Compito assegnato. Prosegui l'intervista ad Arianna Traviglia su archeologia e tecnologia, ripartendo subito dopo l'ultima frase riportata.

Arianna Traviglia: l’archeologa con la passione della robotica
Altro che Carbonio 14. Chi avrebbe mai detto che un giorno la ricerca di ogni traccia storica e anche preistorica possibile potesse passare dal lavoro dei satelliti e le loro immagini scattate a migliaia di chilometri dalla terra? Certo, la tecnologia offre oggi soluzioni in grado di risolvere ogni problema. Ma il modo in cui il mondo dell’intelligenza artificiale sta mettendosi a disposizione di branche inedite, come l’archeologia, è del tutto affascinante e ricco di prospettive estremamente interessanti. E’ la nuova frontiera della ‘cultura digitale’ che necessita di competenze classiche, ma anche informatiche ed ingegneristiche. Arianna Traviglia, Tecnovisionaria 2021 per l’Intelligenza artificiale applicata alla cultura, è Direttrice del Center for Cultural Heritage Technology dell’Istituto Italiano di Tecnologia ed è una delle massime esperte in Italia, e forse nel mondo, di questo innovativo campo della ricerca. Come recita la motivazione del Premio conferitole da Women and Tech, la dott.ssa Traviglia si definisce una ‘umanista digitale’. E leggendo qualche intervista qua e là, spiega che dobbiamo toglierci dalla testa l’immagine di Indiana Jones.
Perché?
Perche’ non esiste archeologo al mondo che lo consideri un ‘collega’…
Perche’ le avventure di Indiana Jones non potrebbero essere piu’ lontane dalla realta’ della professione dell’archeologo, fatta di scoperte ‘lente’ raggiunte passo dopo passo, spesso tramite approcci multidisciplinari.
La passione per l’archeologia nasce sui banchi di scuola?
In realtà, come succede forse a molti bambini, ero affascinata dall’archeologia e dalla robotica. In particolare, intorno ai 12 anni, sono andata in gita ad Aquielia e osservando la Basilica mi sono detta: ‘Farò l’archeologa!’ Tra l’altro, vent’anni dopo, quando ormai ero diventata un’archeologa, ho cominciato a lavorare proprio ad Aquileia, quindi sono ripassata davanti a quella Basilica dicendo: ecco il mio sogno che si è realizzato. In realtà non ci sono arrivata subito perché sapevo che gli studi umanistici in Italia non danno tantissimi sbocchi per cui ho avuto anche i miei ripensamenti. Ma alla fine quello che piace è quello che si riesce a fare davvero, per cui ho completato la laurea in Storia, poi ho fatto la scuola di specializzazione triennale in Archeologia, che è la scuola che si fa in Italia con l’obiettivo di lavorare per le Soprintendenze Archeologiche.

Sezione dati.

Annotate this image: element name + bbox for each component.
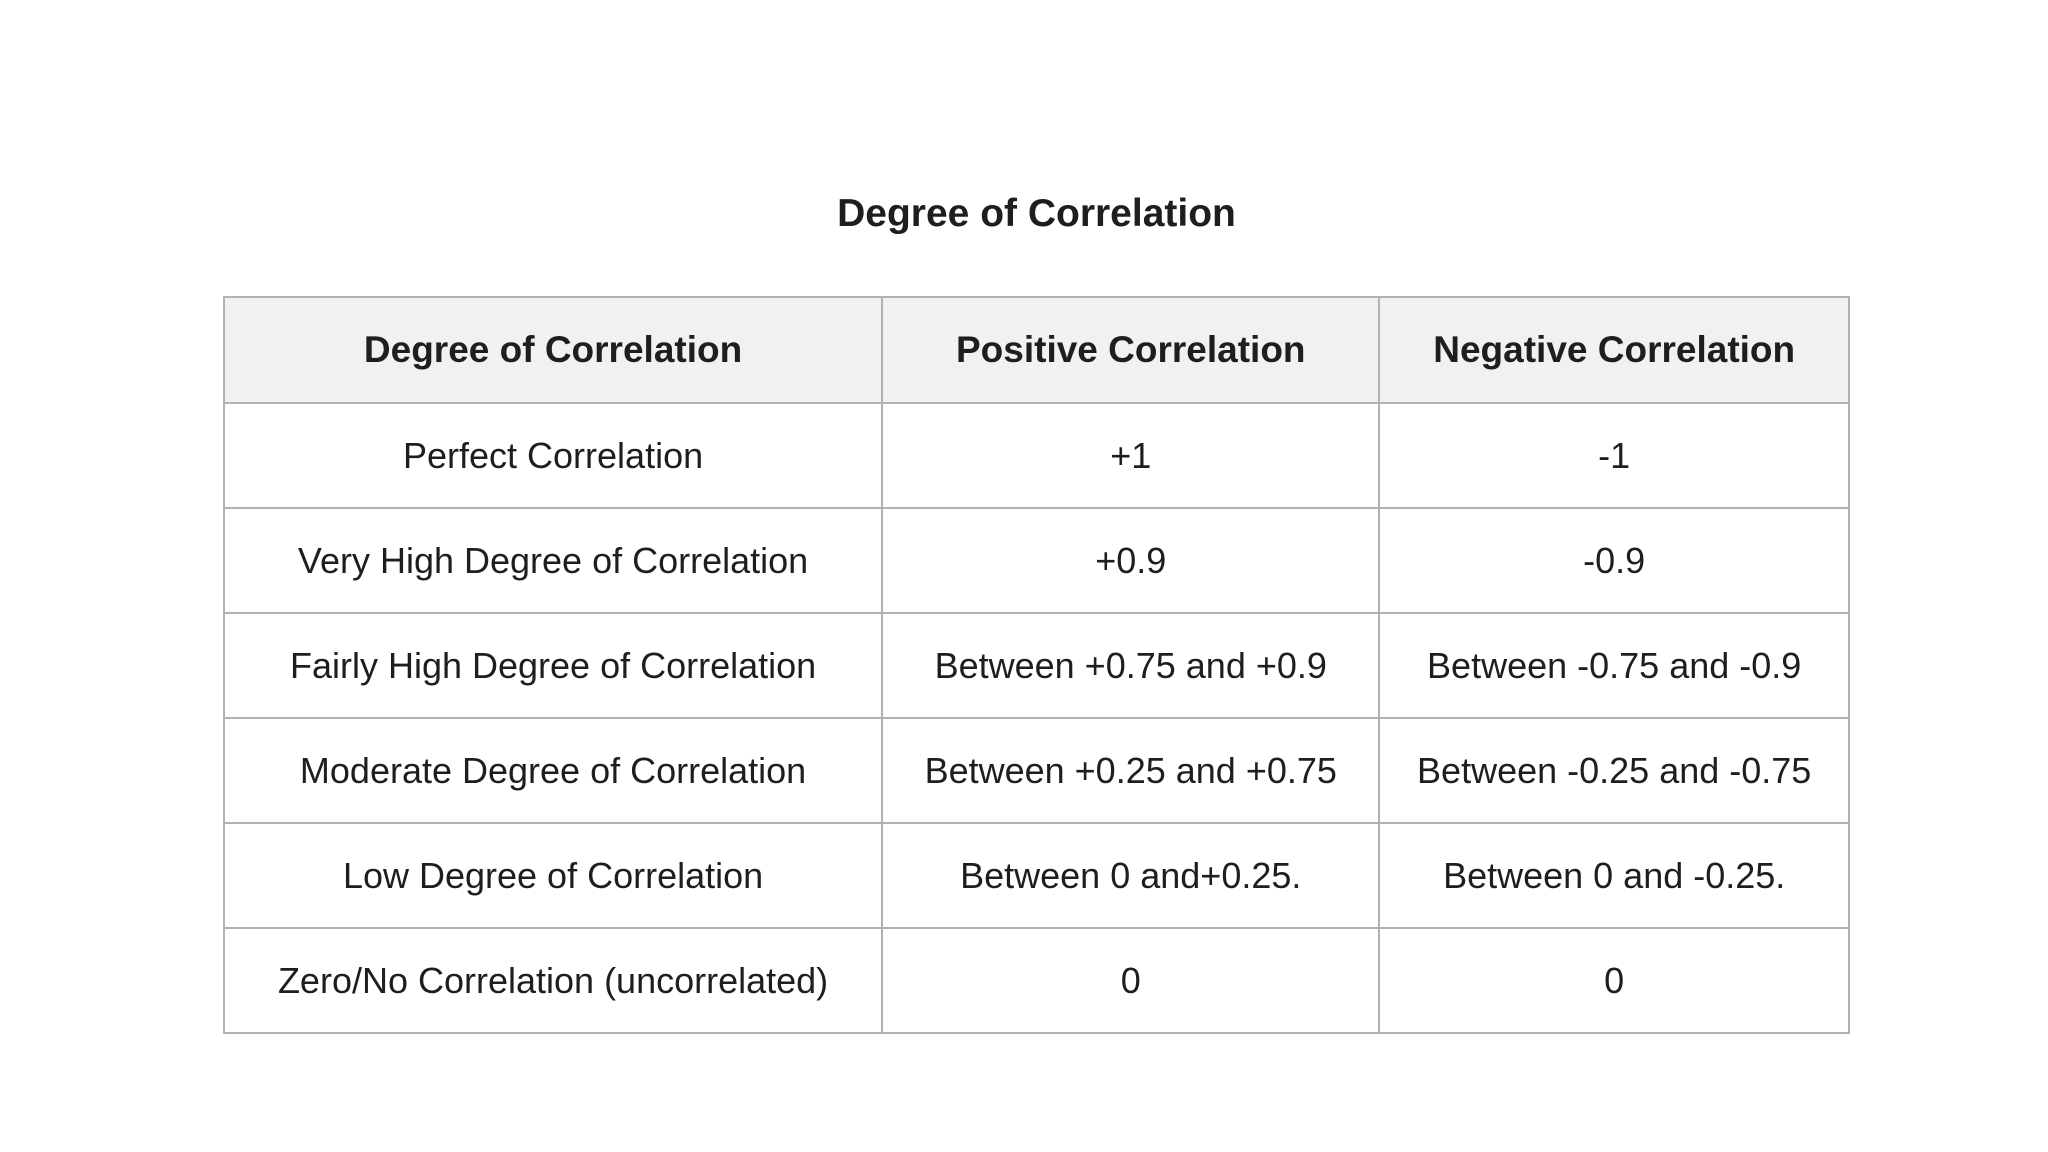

Risultato del compito.
Quale sono stati i primi scavi con i quali si è cimentata?
Il primo scavo – non ero molto distante da dove mi trovo ora – ero in provincia di Treviso, a San Zenone degli Ezzelini, la primissima esperienza. L’anno dopo invece sono andata in Francia, perché volevo fare una prima esperienza all’estero e per la precisione sono andata nel Nord della Francia, vicino alla zona dello Champagne e li ho cominciato a lavorare su contenti un po’ diversi da quelli italiani, su necropoli merovingie dove ho scavato i miei primi scheletri. Poi ho iniziato varie altre attività, tra cui ho iniziato a lavorare come archeologa professionista: durante l’estate, nei periodi in cui non avevo gli esami esercitavo questa professione, soprattutto nel nord est Italia. Sono stata in Friuli, dove tutti gli anni avevo scavi, fino a quando non mi sono trasferita a Roma dove sono stata due anni. Tante esperienze, ho avuto una vita con dei momenti molto intensi! C’è stato il periodo in cu facevo la scuola di specializzazione a Trieste, un ulteriore master di specializzazione a Torino e vivevo e lavoravo a Roma. Passavo le notti nei treni per muovermi tra queste tre città!
I suoi studi all’estero: a Sidney e a Seattle. Perché queste due città?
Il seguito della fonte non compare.